◆ **Provided entries**
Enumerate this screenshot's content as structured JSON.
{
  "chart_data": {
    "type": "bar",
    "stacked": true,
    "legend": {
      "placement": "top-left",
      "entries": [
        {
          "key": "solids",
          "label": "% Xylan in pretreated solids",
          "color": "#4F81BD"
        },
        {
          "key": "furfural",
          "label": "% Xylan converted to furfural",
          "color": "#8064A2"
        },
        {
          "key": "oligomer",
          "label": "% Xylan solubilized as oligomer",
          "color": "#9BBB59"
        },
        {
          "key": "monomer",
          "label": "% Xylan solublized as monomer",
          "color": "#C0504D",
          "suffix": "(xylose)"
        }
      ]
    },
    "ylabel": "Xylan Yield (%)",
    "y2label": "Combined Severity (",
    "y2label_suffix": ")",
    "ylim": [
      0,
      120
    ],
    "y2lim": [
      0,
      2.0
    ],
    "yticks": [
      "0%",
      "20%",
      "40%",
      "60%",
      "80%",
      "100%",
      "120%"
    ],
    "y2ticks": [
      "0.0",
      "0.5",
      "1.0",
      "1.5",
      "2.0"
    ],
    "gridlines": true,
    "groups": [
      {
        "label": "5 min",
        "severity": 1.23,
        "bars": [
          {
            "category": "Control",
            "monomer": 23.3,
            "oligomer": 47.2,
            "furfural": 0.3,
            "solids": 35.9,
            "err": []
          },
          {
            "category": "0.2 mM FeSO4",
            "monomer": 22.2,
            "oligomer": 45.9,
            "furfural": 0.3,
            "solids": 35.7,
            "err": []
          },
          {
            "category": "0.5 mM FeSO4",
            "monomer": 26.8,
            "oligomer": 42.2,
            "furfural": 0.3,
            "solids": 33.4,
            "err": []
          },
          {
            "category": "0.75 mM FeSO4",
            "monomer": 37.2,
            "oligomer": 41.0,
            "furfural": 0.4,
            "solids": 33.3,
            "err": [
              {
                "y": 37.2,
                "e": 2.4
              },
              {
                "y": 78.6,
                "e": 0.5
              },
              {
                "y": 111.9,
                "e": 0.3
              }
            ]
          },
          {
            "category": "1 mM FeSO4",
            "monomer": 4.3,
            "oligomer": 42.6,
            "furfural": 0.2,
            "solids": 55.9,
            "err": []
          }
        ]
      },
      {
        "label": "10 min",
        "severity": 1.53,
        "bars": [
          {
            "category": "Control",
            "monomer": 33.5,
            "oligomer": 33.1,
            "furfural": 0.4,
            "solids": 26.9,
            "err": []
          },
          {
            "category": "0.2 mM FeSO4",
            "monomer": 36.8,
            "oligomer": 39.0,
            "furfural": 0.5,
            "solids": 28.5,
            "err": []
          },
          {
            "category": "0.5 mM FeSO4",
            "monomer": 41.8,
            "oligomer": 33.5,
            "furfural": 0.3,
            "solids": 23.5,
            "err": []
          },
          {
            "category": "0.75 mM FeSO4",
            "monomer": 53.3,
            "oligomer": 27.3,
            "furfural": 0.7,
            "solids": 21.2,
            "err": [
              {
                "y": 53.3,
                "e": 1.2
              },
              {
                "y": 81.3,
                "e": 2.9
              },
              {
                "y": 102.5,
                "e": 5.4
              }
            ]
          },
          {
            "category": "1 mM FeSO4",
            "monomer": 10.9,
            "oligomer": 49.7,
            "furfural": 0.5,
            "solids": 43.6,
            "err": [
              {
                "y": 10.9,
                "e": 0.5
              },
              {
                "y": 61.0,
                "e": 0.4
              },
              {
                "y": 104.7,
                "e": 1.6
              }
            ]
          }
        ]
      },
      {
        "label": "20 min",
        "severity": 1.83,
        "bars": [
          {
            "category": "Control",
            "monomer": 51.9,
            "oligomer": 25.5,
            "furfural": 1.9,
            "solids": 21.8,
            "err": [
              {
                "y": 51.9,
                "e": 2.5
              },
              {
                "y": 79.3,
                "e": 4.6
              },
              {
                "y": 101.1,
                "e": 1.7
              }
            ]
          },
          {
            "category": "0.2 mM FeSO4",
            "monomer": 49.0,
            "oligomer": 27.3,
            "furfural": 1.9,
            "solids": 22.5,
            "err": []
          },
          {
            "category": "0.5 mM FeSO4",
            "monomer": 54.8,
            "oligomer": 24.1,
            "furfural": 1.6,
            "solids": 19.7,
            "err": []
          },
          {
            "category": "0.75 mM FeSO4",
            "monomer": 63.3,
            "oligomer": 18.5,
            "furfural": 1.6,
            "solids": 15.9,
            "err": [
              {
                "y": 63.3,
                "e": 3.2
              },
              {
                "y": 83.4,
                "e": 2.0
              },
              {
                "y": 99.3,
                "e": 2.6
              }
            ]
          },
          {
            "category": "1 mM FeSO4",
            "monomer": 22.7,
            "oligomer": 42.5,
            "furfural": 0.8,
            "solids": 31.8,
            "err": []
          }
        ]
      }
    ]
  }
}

◆ **Aim of the exercise**
Using the records above, say how many lines include the string "color". Only the number is wanted.

◆ **Task answer**
4